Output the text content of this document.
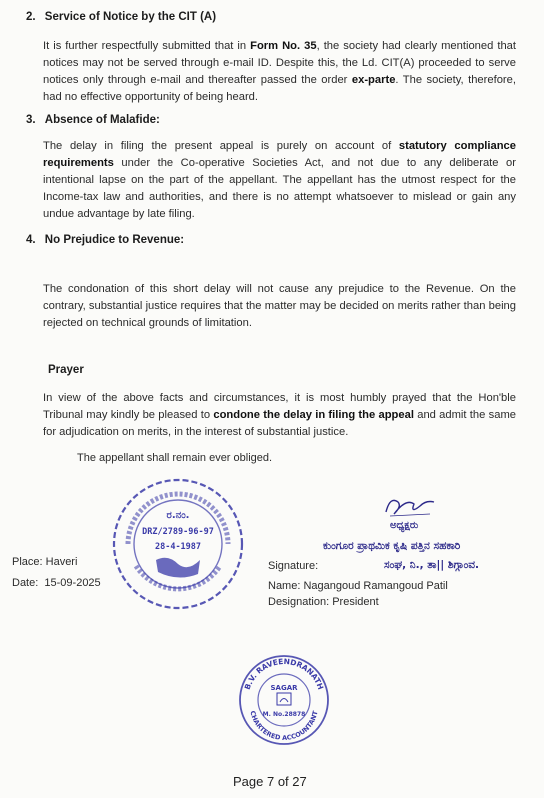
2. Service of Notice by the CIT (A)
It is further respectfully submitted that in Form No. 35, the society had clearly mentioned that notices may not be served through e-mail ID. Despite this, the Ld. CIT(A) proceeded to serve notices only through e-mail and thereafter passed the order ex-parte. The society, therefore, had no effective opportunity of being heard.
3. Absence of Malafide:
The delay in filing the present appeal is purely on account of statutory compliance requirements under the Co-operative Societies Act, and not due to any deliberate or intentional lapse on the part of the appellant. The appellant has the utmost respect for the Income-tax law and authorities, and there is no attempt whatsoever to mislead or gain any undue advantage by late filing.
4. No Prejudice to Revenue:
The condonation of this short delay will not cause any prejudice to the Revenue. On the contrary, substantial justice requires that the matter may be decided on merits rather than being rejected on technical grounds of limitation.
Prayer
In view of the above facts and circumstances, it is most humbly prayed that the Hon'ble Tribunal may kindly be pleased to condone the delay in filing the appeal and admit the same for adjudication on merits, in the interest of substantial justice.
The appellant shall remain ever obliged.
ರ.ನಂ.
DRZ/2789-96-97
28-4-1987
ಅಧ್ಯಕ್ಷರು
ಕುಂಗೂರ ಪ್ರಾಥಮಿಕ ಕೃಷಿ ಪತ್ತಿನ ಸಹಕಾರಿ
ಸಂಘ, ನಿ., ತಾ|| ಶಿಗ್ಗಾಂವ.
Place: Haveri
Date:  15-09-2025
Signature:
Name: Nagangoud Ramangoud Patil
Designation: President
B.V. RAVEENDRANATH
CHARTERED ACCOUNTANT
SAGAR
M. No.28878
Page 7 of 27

—————

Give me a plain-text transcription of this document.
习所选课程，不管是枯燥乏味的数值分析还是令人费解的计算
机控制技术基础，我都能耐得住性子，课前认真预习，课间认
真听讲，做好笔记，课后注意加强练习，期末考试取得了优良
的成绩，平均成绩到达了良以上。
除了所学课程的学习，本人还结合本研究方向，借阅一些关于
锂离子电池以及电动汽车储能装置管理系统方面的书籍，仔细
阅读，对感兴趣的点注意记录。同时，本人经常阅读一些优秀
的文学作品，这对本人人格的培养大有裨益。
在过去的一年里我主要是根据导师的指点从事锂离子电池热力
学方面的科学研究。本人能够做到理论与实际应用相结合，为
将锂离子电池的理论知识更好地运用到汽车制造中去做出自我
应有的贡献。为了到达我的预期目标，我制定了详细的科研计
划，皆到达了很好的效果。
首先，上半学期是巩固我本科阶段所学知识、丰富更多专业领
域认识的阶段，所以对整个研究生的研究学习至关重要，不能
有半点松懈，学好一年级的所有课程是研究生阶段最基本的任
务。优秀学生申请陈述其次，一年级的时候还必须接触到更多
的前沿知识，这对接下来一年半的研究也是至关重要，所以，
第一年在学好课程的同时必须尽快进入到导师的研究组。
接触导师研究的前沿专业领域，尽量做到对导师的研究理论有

—————

Using the entries above, return each line that includes the word "appellant".

**WRITTEN ANSWER**
The delay in filing the present appeal is purely on account of statutory compliance requirements under the Co-operative Societies Act, and not due to any deliberate or intentional lapse on the part of the appellant. The appellant has the utmost respect for the Income-tax law and authorities, and there is no attempt whatsoever to mislead or gain any undue advantage by late filing.
The appellant shall remain ever obliged.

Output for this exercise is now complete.